### Exercises to complete
**1.** Quote the stretch of the roller reviews from "In addition to" through "the vibration level.".
**2.** Answer these questions from the roller reviews:
(a) How many power settings does the Pulseroll vibrating roller have?
(b) How much longer is it than Pulseroll's classic foam roller?
(c) How many rotating spindles are in the central section of The Stick?

═════ Text block


    Pulseroll Vibrating Foam Roller

    Best for: Targeting larger muscle groups

    Vibrating Foam Roller
    Pulseroll pulseroll.com

    In addition to helping muscles relax, vibration – when combined with rolling – can help raise the temperature of the fascia and muscles, further loosening up the tissues and joints. This extremely powerful vibrating roller from Pulseroll has five power settings – the lowest working well on tired and tender muscles and the highest providing the most intensive treatment (don't use this mode straight away!). It's longer than a lot of foam rollers (8cm longer than Pulseroll's classic foam roller), so works well when used on the upper back and also means you can roll both quads at the same time. It also comes with a handheld remote, so when you've gotten yourself into a nice position you don't need to extract yourself out of it just to adjust the vibration level.

    The Stick

    Best for: Convenience

    The Stick - 17 and 20"
    The Stick amazon.co.uk

    For those times when you want to work on your sore quads without getting down on the ground - if you are sitting at a desk, for example - a stick roller can be a handy addition to your rehab toolbox – and it’ll certainly do a better job than the rolling pin from your kitchen. It has textured grips that won’t shift in your hands as you press hard into sore muscles, while the central section features eight rotating spindles that roll independently over the muscle. It’s also got a bit of bend, meaning you can exert just the right amount of pressure. It comes in multiple sizes - from 17" (which is great for travel) through to 30".

══════════
═════ Data records

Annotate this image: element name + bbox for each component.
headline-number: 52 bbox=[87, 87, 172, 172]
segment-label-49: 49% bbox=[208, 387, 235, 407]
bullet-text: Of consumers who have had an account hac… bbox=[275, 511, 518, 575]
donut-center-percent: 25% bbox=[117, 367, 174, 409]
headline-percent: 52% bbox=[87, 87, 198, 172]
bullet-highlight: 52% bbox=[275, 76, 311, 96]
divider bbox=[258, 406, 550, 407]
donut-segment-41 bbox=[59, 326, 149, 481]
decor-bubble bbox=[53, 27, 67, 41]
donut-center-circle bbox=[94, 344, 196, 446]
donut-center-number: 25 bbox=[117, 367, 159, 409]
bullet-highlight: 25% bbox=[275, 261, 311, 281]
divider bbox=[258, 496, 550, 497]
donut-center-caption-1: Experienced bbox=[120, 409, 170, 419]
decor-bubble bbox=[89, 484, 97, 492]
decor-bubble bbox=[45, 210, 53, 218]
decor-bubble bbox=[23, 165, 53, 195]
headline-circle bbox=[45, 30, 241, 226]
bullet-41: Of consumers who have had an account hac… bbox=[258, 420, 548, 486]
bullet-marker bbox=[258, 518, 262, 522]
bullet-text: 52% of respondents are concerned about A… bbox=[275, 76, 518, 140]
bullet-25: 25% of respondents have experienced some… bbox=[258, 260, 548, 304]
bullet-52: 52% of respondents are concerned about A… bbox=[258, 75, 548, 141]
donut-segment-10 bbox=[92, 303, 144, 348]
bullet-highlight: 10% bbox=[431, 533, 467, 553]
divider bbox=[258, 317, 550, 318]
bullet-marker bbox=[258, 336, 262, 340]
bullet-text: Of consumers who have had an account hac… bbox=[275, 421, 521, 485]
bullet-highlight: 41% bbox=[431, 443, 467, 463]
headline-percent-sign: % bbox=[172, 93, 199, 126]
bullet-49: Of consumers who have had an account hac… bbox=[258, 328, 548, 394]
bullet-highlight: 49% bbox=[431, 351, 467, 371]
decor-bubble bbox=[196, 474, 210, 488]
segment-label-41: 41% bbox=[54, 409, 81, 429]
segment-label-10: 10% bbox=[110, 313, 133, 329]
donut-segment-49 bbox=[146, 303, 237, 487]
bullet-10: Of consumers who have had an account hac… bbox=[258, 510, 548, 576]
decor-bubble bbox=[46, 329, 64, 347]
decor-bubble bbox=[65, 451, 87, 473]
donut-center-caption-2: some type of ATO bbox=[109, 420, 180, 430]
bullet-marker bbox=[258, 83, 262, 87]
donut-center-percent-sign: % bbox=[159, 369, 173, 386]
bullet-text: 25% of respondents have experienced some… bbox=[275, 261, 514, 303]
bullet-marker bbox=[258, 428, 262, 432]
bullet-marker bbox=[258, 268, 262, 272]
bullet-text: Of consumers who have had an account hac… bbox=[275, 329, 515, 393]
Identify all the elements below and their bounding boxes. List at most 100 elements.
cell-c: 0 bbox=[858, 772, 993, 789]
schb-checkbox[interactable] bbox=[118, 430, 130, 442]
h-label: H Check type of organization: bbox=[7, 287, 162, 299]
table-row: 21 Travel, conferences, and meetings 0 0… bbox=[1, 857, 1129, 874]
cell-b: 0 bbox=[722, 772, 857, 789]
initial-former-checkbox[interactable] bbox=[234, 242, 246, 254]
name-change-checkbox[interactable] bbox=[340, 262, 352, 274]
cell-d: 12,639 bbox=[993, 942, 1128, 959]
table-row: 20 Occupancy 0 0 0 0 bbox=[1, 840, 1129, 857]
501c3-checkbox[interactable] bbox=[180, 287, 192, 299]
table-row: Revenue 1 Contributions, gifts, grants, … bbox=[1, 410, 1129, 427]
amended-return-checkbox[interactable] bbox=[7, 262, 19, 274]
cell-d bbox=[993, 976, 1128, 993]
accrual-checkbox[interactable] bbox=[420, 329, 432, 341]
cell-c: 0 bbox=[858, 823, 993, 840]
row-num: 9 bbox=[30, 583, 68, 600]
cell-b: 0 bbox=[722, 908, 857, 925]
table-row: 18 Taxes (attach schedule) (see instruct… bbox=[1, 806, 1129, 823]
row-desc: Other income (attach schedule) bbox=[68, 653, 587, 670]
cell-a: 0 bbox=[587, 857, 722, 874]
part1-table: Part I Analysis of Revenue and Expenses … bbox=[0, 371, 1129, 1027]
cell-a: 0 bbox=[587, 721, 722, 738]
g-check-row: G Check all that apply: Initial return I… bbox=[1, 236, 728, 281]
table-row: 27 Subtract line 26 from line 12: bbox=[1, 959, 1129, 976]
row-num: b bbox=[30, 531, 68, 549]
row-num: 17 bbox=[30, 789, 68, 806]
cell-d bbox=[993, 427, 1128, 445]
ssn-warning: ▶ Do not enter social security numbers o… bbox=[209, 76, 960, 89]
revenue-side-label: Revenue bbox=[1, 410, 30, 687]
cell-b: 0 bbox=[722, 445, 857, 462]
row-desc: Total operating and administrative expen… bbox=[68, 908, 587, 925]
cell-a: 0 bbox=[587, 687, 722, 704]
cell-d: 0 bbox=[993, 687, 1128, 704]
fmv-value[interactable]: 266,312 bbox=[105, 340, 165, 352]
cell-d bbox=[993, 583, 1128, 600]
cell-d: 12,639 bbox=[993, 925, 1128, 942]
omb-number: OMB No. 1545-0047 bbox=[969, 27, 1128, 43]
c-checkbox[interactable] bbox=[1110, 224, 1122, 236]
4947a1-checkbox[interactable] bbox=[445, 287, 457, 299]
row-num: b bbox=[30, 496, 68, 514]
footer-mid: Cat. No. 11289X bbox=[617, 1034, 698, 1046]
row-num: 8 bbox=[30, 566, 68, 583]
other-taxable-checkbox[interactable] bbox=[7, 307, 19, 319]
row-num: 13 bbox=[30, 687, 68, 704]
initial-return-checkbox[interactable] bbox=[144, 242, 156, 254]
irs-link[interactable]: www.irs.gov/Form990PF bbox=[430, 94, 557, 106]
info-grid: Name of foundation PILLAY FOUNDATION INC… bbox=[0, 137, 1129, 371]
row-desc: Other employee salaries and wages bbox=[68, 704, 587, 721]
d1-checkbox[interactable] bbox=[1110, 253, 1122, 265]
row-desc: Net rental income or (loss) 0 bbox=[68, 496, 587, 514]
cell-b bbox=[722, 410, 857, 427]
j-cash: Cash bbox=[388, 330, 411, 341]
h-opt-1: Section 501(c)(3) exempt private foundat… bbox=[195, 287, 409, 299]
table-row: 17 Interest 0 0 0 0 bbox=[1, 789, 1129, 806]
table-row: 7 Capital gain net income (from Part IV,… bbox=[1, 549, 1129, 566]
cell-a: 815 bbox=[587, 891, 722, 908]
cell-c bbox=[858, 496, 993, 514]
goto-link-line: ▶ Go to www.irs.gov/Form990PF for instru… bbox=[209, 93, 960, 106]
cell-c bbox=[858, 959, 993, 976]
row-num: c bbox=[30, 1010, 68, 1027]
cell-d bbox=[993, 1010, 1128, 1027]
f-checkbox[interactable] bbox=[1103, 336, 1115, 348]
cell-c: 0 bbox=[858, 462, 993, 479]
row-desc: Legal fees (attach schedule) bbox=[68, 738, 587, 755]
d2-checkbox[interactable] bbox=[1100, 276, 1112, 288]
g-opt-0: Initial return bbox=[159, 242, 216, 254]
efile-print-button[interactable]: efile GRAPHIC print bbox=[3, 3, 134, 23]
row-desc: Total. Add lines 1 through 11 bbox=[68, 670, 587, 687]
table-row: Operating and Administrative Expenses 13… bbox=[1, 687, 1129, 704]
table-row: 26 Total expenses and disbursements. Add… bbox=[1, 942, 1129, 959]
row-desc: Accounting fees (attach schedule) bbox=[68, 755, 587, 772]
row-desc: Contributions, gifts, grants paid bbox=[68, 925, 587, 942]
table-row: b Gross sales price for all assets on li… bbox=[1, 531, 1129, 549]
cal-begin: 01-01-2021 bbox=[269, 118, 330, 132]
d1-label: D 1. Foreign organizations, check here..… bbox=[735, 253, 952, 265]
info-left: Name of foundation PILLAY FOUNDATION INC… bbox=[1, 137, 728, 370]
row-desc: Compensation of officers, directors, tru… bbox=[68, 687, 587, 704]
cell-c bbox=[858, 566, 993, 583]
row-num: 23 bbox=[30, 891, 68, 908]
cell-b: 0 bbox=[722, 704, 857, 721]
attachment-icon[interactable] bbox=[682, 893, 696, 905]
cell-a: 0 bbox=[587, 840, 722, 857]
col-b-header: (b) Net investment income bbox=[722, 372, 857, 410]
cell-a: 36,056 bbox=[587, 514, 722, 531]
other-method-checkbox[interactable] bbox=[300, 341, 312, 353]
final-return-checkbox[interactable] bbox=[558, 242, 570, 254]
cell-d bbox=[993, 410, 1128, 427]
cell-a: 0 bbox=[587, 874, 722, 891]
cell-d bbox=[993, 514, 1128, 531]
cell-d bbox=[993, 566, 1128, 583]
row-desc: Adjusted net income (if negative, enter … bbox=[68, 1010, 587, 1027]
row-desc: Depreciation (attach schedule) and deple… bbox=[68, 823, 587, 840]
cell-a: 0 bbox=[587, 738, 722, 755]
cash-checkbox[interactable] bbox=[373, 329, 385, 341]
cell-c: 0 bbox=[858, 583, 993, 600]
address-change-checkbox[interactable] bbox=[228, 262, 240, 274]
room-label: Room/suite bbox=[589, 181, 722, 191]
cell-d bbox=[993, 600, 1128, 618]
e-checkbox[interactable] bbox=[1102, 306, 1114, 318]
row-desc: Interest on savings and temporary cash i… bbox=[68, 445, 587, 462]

══════════

### Answers provided
**1.**
In addition to helping muscles relax, vibration – when combined with rolling – can help raise the temperature of the fascia and muscles, further loosening up the tissues and joints. This extremely powerful vibrating roller from Pulseroll has five power settings – the lowest working well on tired and tender muscles and the highest providing the most intensive treatment (don't use this mode straight away!). It's longer than a lot of foam rollers (8cm longer than Pulseroll's classic foam roller), so works well when used on the upper back and also means you can roll both quads at the same time. It also comes with a handheld remote, so when you've gotten yourself into a nice position you don't need to extract yourself out of it just to adjust the vibration level.

**2.**
(a) Five
(b) 8cm
(c) Eight